## Text
### Multilayer Perceptron Classifier
* Multilayer perceptron classifier (MLPC) is a classifier based on the FeedForward Artififcial Neural Network. MLPC consist of multiple layers of nodes. Each layer is fully connected to the next layer in the network. Nodes in the input layer represent the input data. All other nodes map inputs to outputs by a linear combination of the inputs with the node's weight w and bias b and applying an activation function. This can be written in matrix form for MLPC with k + 1 layers. The number of nodes in the output layer corresponds to the number of classes. MLPC employs backpropagation for learning the model. We use the logsitic loss function for optimization.

In [None]:
from pyspark.ml.classification import MultilayerPerceptronClassifier
from pyspark.sql import SparkSession
from pyspark.ml.evaluation import MulticlassClassificationEvaluator

In [None]:
spark = SparkSession.builder.appName("Multilayer Perceptron classifier").getOrCreate()
data = spark.read.csv("Data/loan_data.csv", header=True, inferSchema=True)
data.show()

In [None]:
data.columns

In [None]:
data = data.drop("purpose")
data.show()

In [None]:
#Feature assembler
from pyspark.ml.feature import VectorAssembler
featureassembler = VectorAssembler(inputCols = ['credit_policy',
                                                    'int_rate',
                                                    'installment',
                                                    'log_annual_inc',
                                                    'dti',
                                                    'fico',
                                                    'days_with_cr_line',
                                                    'revol_bal',
                                                    'revol_util',
                                                    'inq_last_6mths',
                                                    'delinq_2yrs',
                                                    'pub_rec'], outputCol = 'features')

## Exercise instructions
(A) Answer these about the multilayer perceptron classifier text:
(i) What does the number of nodes in the output layer correspond to?
(ii) Which column is dropped from the loan data?
(iii) What name is given to the output column of the feature assembler?
(B) Write the next part of the multilayer perceptron classifier notebook, picking up right after its last line.

## Record extracts
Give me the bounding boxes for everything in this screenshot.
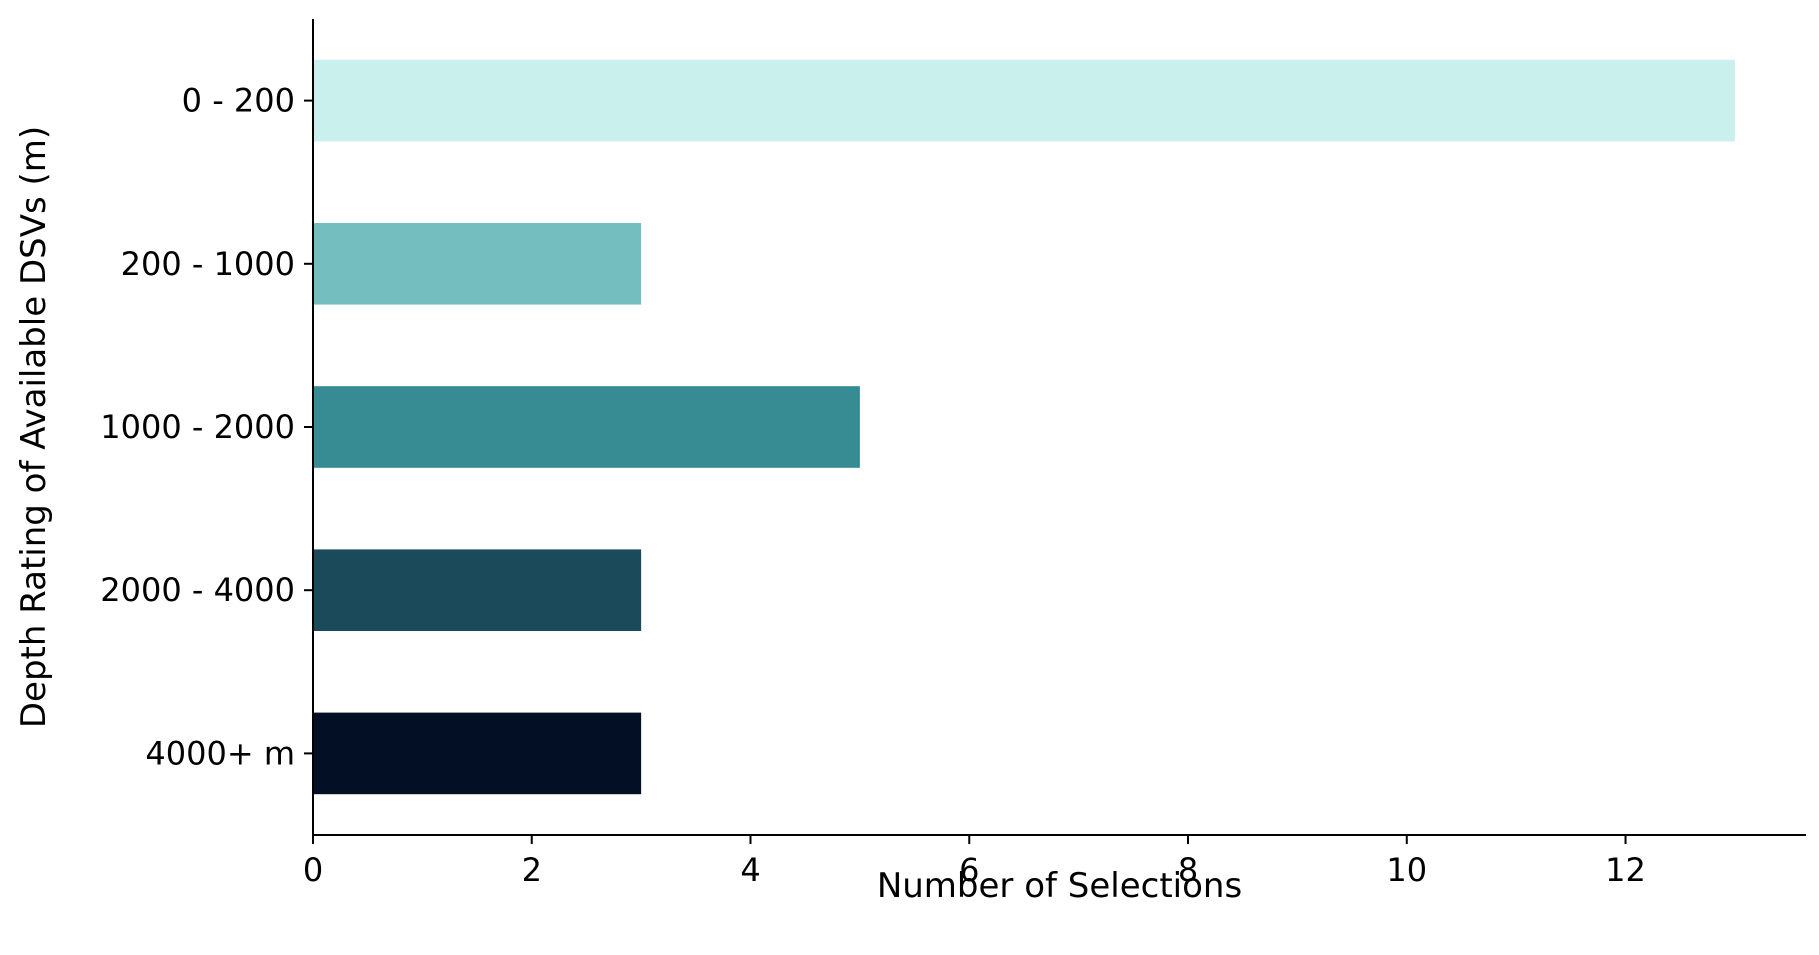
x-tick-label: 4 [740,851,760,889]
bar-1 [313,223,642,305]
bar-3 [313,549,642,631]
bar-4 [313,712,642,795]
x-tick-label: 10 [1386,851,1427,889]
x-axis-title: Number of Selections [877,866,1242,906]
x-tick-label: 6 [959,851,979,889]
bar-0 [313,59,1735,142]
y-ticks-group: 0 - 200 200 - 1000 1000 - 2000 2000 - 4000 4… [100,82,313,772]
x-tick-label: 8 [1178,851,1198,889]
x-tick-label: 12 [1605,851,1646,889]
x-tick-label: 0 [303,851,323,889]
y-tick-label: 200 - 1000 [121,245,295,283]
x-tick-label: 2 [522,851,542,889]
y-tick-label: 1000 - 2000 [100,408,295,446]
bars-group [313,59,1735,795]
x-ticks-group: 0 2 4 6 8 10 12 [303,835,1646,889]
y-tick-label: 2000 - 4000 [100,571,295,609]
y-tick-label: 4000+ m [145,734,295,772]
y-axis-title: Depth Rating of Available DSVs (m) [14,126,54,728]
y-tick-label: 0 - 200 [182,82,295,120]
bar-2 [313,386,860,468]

## Replies
(A)
(i) The number of classes.
(ii) "purpose"
(iii) 'features'

(B)
output = featureassembler.transform(data)
output.show()

In [None]:
finalized_data = output.select("features", "not_fully_paid")
finalized_data.show()

In [None]:
train, test = finalized_data.randomSplit([0.6, 0.4], 1234)
#Specify layers for the nueral network:
#input layer of size 4 (features), two intermediate of size 5 and 4 and output size 3 (classes)
layers = [2, 5, 4, 2]

* Model Training

In [None]:
trainer = MultilayerPerceptronClassifier(featuresCol = "features", labelCol = "not_fully_paid",maxIter = 100, layers = layers, blockSize = 128, seed = 1234)

In [None]:
model = trainer.fit(train)

In [None]:
#Compute accuracy on the test set
result = model.transform(test)

In [None]:
result.show()

* Model Evaluations

In [None]:
MulticlassClassificationEvaluator()

In [None]:
#Model Evaluations
predictionAndLabels = result.select("prediction", "not_fully_paid")
evaluator = MulticlassClassificationEvaluator(labelCol ="not_fully_paid" ,metricName="accuracy")

In [None]:
print("Test set Accuracy = " + {str(evaluator.evaluate(predictionAndLabels))})